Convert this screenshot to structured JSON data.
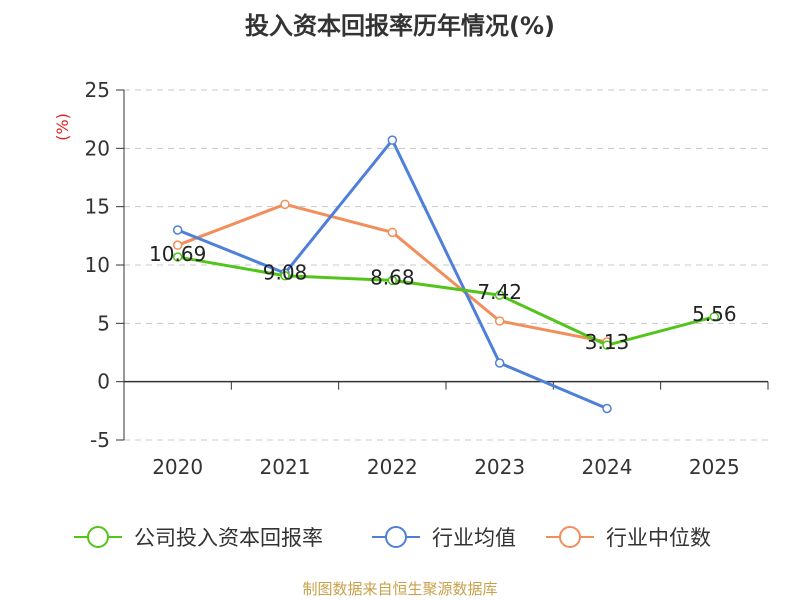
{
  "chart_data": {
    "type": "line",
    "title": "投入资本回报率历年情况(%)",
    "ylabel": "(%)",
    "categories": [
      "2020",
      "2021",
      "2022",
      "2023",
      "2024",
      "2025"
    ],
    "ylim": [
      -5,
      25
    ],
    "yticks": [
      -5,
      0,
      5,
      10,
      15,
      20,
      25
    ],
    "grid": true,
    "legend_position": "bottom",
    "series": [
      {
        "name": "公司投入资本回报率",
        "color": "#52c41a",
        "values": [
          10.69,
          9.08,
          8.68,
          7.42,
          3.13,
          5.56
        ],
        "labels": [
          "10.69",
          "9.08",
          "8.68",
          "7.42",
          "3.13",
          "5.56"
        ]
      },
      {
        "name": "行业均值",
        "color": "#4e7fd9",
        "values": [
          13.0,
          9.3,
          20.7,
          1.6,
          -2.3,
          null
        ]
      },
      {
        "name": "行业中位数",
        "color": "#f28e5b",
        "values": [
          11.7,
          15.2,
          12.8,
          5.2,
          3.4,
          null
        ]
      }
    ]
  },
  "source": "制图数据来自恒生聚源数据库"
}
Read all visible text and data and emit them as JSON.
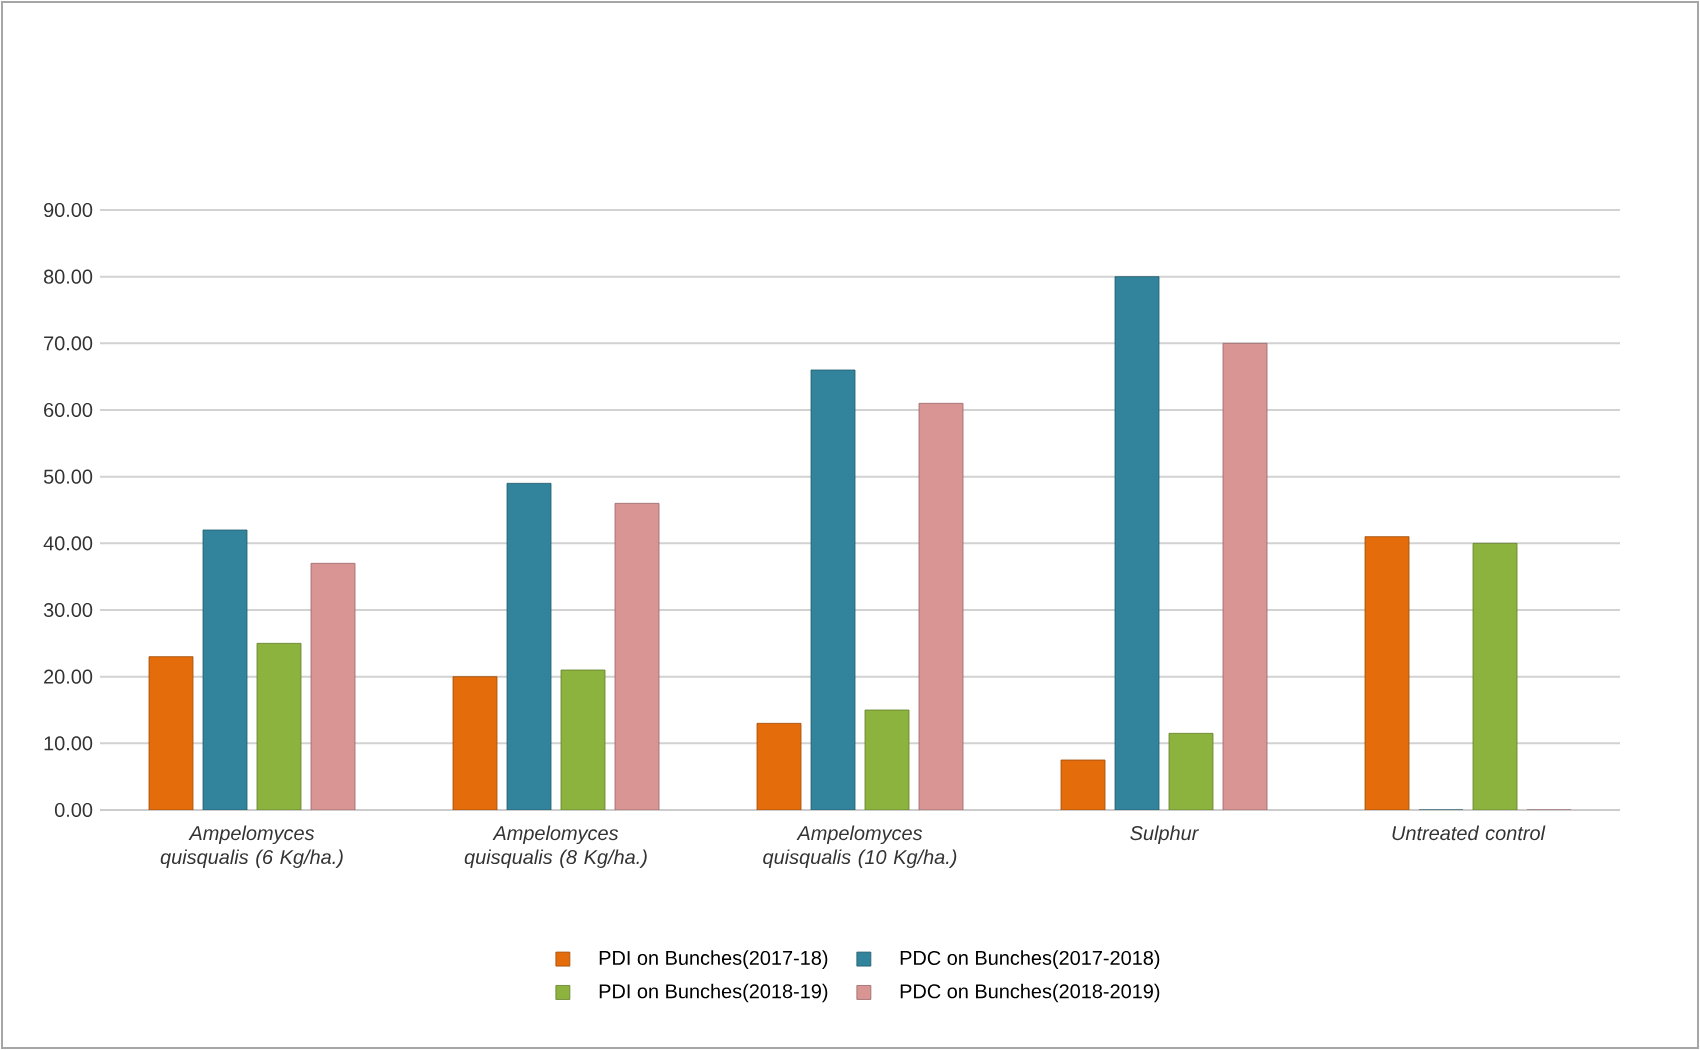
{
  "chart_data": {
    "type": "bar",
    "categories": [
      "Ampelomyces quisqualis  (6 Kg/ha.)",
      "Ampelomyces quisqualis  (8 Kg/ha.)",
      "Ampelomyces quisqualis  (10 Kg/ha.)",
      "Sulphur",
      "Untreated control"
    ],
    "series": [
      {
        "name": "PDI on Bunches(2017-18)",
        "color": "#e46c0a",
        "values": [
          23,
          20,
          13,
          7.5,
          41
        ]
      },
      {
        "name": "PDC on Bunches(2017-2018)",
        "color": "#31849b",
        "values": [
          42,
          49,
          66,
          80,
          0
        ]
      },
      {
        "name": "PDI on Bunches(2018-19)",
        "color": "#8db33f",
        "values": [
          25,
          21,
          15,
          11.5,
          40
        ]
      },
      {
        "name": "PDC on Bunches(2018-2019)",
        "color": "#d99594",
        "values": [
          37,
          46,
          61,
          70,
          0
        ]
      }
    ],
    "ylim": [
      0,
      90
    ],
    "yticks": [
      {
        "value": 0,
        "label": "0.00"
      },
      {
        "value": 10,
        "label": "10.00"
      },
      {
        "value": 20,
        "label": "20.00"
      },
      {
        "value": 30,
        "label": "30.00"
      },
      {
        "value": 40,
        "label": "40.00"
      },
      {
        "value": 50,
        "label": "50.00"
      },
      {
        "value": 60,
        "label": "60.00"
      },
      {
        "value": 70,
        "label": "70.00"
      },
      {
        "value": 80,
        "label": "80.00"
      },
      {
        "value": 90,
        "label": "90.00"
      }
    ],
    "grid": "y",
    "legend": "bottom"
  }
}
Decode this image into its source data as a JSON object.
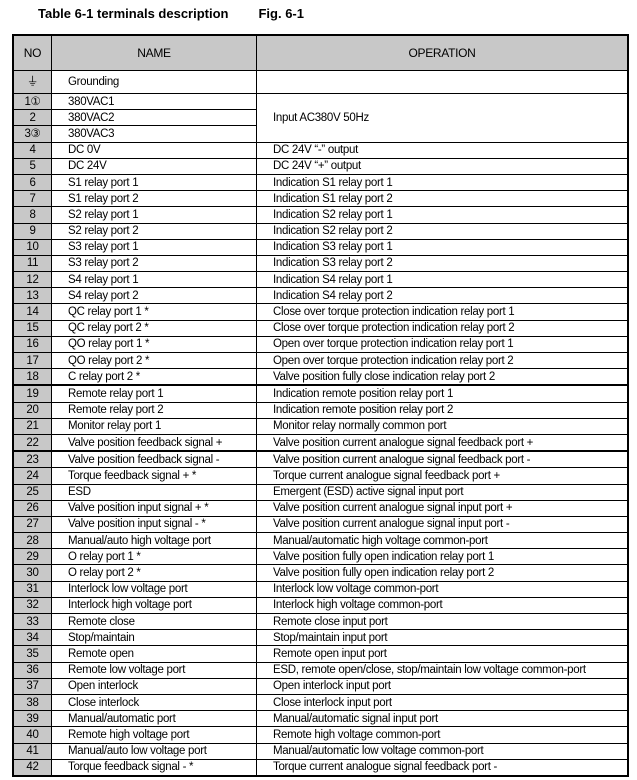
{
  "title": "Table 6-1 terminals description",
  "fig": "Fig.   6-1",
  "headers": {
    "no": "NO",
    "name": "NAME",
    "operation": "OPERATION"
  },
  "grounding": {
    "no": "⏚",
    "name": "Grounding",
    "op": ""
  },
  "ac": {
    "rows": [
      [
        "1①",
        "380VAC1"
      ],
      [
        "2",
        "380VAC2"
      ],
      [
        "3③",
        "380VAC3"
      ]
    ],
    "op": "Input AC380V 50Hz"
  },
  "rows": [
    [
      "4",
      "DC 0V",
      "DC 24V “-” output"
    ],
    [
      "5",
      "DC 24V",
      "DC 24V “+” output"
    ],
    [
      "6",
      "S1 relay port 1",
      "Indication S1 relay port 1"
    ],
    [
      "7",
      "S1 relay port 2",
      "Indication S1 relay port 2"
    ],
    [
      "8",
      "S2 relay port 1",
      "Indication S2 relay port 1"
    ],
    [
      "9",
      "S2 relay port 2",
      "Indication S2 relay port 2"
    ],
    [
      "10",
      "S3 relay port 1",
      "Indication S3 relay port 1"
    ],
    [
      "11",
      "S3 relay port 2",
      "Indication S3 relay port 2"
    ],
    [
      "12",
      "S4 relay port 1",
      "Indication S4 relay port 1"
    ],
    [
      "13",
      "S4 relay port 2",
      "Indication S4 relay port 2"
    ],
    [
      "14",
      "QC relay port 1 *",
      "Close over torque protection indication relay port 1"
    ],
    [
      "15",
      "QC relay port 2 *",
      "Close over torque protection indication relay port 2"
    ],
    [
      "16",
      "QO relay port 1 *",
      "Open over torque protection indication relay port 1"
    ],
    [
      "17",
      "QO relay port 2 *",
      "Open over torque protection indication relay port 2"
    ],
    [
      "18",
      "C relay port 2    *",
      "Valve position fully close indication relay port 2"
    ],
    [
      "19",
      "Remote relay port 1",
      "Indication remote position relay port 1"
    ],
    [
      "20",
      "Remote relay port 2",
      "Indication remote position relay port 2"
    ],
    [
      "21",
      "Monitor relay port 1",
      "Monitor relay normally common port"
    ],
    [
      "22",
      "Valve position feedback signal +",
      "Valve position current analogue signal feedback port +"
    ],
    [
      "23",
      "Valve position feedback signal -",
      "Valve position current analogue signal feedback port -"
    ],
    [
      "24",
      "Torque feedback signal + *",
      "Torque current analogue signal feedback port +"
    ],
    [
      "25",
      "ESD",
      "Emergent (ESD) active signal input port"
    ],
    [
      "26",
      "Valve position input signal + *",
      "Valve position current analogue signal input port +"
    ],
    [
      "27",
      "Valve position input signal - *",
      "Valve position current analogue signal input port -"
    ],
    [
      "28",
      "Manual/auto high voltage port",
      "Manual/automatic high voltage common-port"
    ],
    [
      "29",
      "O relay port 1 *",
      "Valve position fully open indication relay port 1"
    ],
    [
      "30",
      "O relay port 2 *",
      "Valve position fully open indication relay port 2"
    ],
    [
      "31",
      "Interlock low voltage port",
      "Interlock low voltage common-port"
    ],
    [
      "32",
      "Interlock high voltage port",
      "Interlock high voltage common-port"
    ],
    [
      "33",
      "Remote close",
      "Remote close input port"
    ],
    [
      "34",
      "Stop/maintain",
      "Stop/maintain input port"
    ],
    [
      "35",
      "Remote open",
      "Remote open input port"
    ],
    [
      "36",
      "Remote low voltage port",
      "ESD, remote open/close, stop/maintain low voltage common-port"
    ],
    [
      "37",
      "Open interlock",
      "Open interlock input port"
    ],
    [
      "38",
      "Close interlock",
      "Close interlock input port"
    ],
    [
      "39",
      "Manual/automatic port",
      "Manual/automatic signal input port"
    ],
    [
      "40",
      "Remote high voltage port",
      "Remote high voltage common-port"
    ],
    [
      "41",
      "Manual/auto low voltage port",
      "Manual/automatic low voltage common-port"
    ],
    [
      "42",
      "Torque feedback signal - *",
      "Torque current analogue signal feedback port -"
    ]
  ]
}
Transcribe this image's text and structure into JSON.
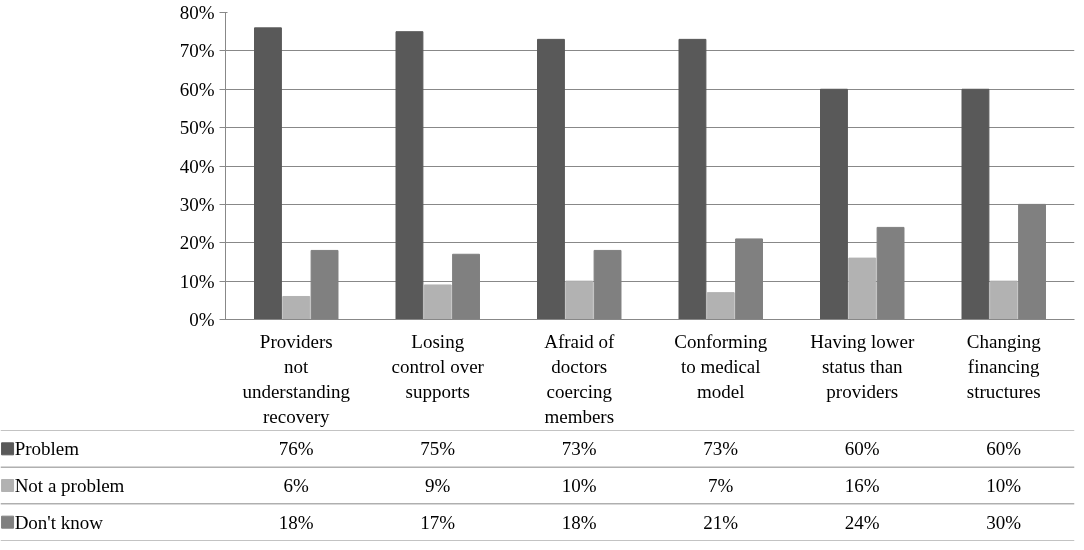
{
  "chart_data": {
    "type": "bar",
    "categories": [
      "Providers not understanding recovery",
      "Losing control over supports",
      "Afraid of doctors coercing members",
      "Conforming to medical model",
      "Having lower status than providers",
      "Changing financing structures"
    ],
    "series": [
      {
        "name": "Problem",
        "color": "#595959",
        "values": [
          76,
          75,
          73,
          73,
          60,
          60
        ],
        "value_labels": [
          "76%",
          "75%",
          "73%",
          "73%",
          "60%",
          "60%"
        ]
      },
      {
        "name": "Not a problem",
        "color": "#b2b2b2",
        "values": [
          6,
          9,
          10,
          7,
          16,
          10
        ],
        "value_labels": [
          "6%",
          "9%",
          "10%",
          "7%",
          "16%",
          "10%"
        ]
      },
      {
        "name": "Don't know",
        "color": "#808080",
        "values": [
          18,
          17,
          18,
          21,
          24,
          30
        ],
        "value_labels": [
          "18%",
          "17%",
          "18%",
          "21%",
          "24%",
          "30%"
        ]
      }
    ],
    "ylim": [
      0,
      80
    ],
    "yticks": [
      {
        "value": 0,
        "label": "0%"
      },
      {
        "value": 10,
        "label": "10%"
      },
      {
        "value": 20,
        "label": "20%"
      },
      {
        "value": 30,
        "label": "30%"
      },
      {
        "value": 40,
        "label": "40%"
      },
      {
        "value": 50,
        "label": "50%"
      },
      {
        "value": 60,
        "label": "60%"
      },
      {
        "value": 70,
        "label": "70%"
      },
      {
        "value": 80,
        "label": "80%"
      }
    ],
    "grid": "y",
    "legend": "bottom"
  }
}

**Problem**
Scan the listing above and identify each line holding the string "into"; copy every such line.

**Written reply**
Decode this image into its source data as a JSON object.
Transcribe this image's text and structure into JSON.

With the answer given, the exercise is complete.